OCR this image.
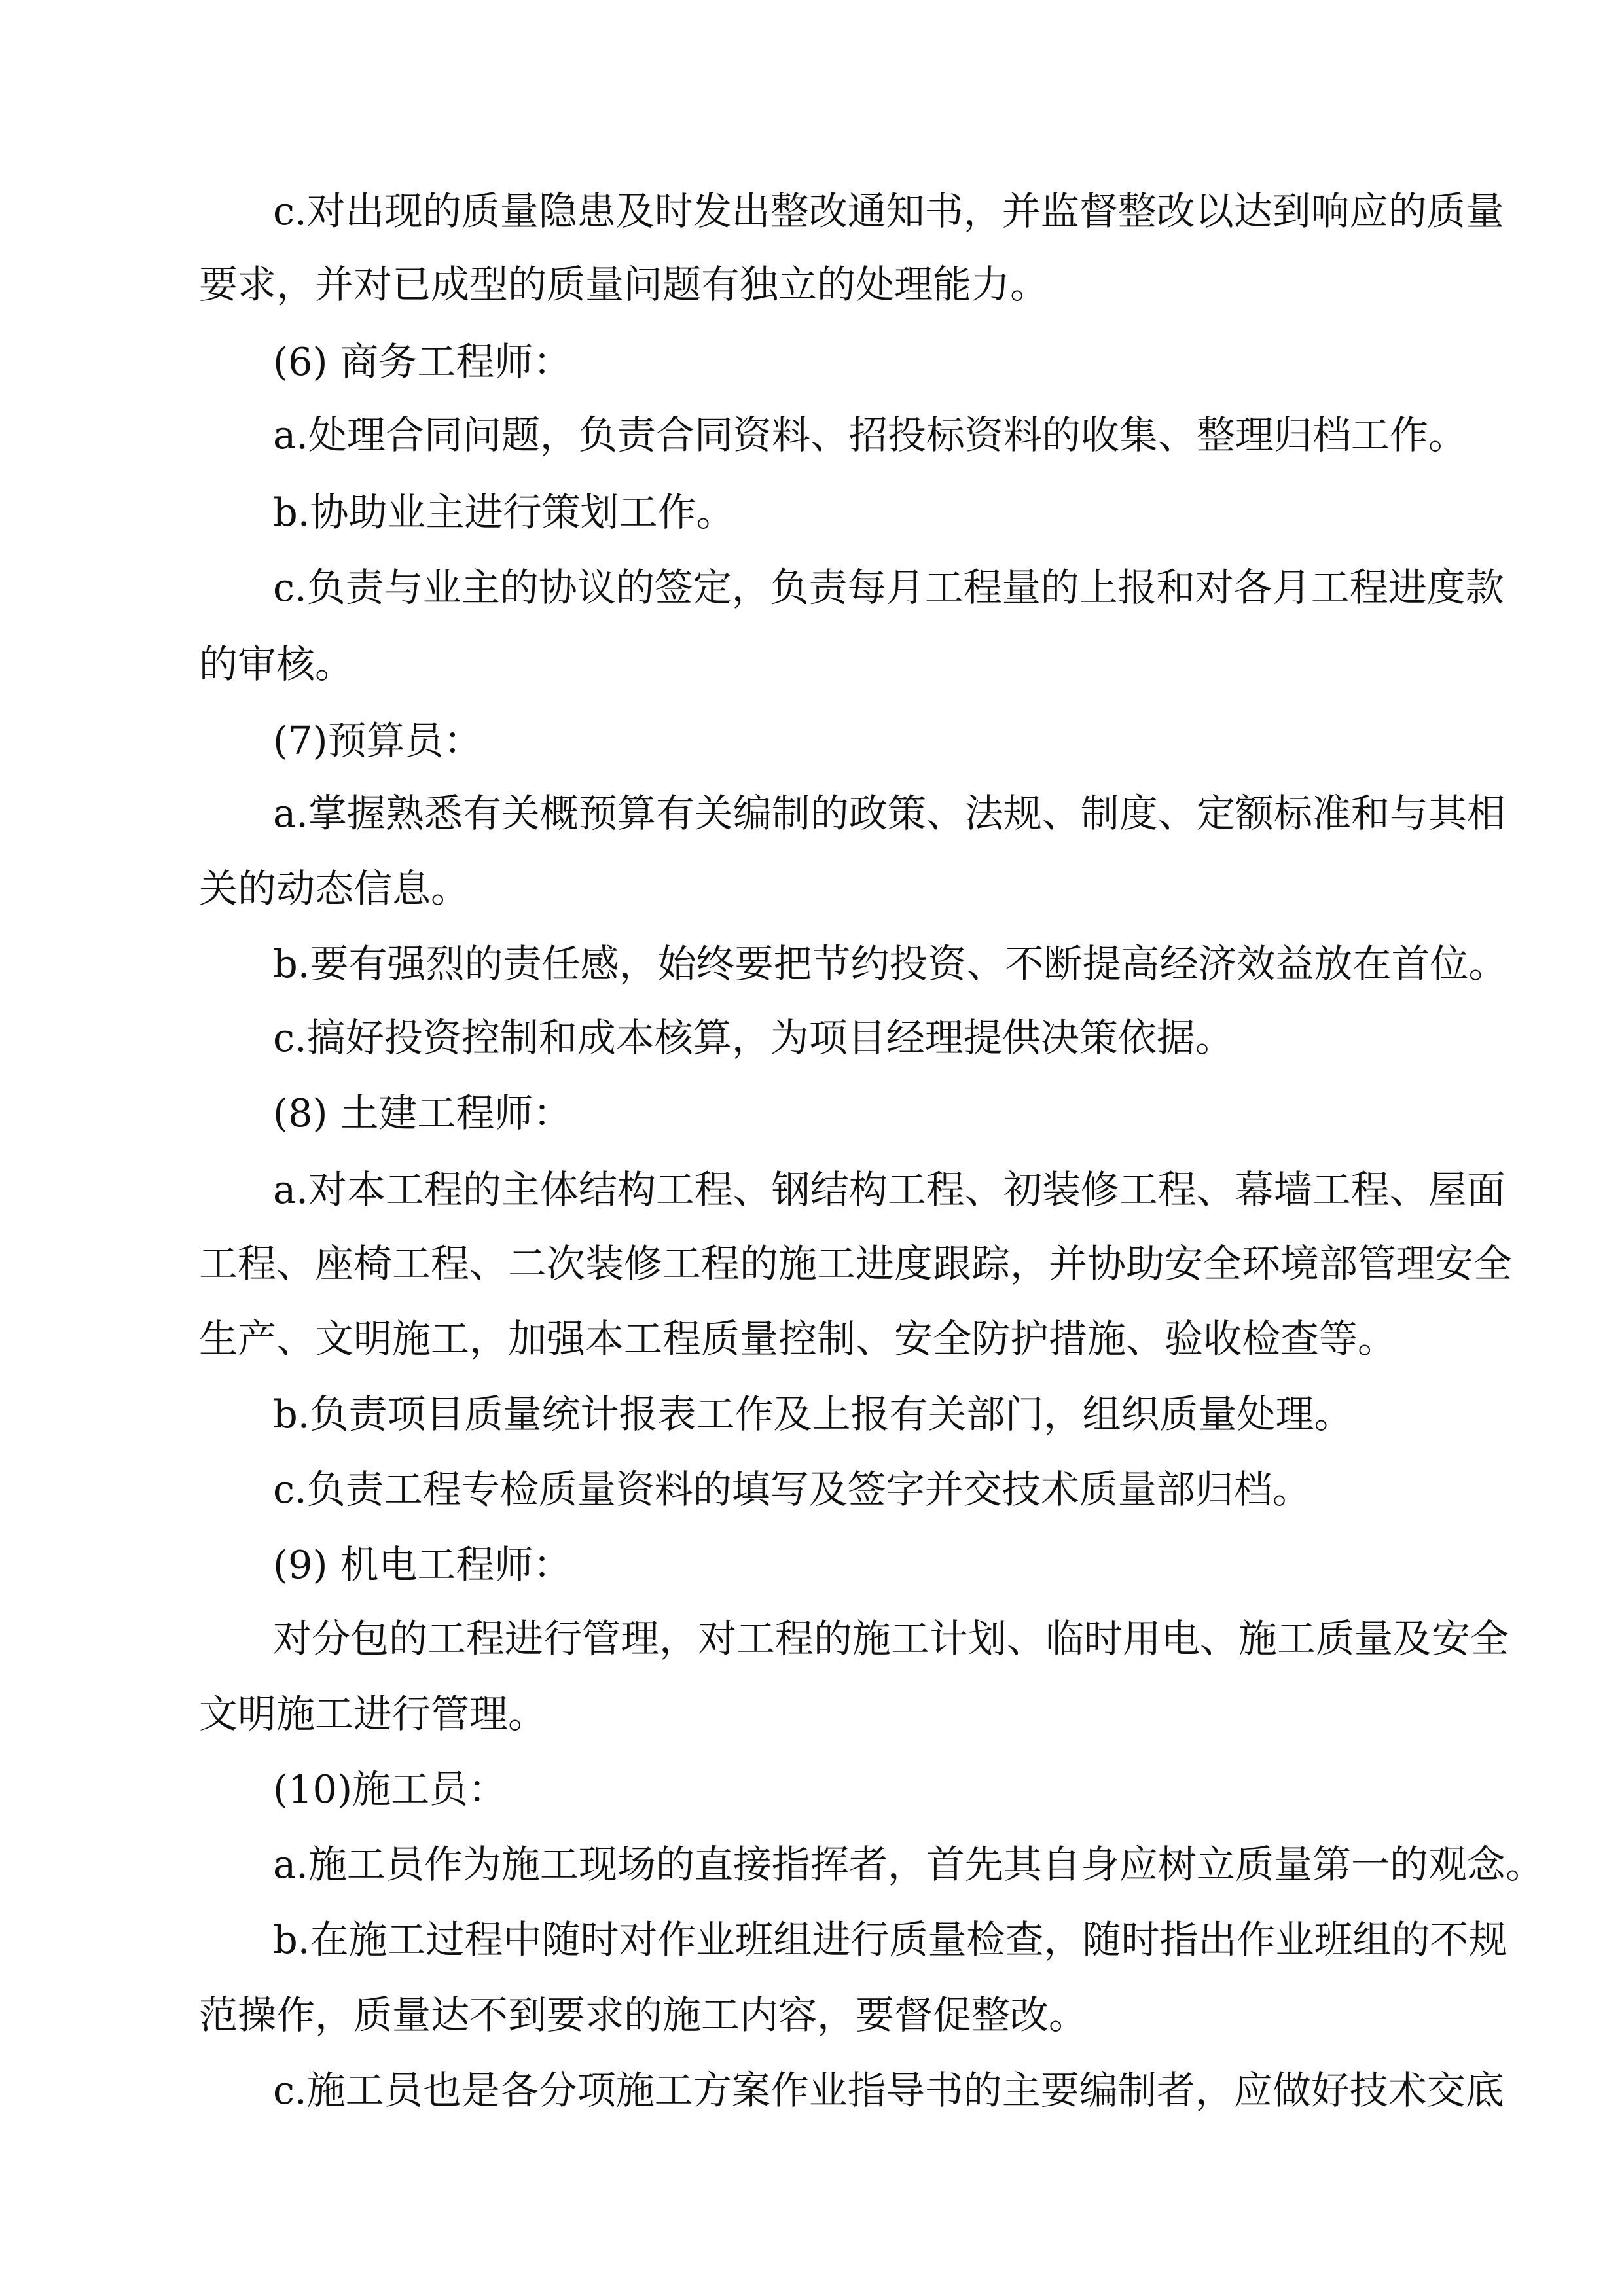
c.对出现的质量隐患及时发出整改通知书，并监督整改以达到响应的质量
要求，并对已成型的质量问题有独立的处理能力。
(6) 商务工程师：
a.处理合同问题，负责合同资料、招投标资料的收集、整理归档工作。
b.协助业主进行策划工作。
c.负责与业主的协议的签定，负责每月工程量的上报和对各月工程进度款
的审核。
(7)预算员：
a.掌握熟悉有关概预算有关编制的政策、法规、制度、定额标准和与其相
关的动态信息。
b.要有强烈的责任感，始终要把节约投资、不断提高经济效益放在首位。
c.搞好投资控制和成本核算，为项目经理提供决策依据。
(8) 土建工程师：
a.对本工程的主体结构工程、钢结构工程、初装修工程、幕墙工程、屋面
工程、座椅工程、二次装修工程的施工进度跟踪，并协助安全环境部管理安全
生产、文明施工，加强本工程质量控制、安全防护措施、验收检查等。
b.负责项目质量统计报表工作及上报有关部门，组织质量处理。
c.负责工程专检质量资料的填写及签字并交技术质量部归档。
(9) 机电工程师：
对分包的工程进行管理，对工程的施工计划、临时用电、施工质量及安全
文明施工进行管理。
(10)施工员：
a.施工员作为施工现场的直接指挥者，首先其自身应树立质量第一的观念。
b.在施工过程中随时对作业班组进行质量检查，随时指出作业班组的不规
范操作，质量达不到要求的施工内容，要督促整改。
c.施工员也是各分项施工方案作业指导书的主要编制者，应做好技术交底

SHORT PROBLEM — Take the data above and repeat it exactly, leaving each picture out.

SOLUTION BELOW —
OCR this image.
c.对出现的质量隐患及时发出整改通知书，并监督整改以达到响应的质量
要求，并对已成型的质量问题有独立的处理能力。
(6) 商务工程师：
a.处理合同问题，负责合同资料、招投标资料的收集、整理归档工作。
b.协助业主进行策划工作。
c.负责与业主的协议的签定，负责每月工程量的上报和对各月工程进度款
的审核。
(7)预算员：
a.掌握熟悉有关概预算有关编制的政策、法规、制度、定额标准和与其相
关的动态信息。
b.要有强烈的责任感，始终要把节约投资、不断提高经济效益放在首位。
c.搞好投资控制和成本核算，为项目经理提供决策依据。
(8) 土建工程师：
a.对本工程的主体结构工程、钢结构工程、初装修工程、幕墙工程、屋面
工程、座椅工程、二次装修工程的施工进度跟踪，并协助安全环境部管理安全
生产、文明施工，加强本工程质量控制、安全防护措施、验收检查等。
b.负责项目质量统计报表工作及上报有关部门，组织质量处理。
c.负责工程专检质量资料的填写及签字并交技术质量部归档。
(9) 机电工程师：
对分包的工程进行管理，对工程的施工计划、临时用电、施工质量及安全
文明施工进行管理。
(10)施工员：
a.施工员作为施工现场的直接指挥者，首先其自身应树立质量第一的观念。
b.在施工过程中随时对作业班组进行质量检查，随时指出作业班组的不规
范操作，质量达不到要求的施工内容，要督促整改。
c.施工员也是各分项施工方案作业指导书的主要编制者，应做好技术交底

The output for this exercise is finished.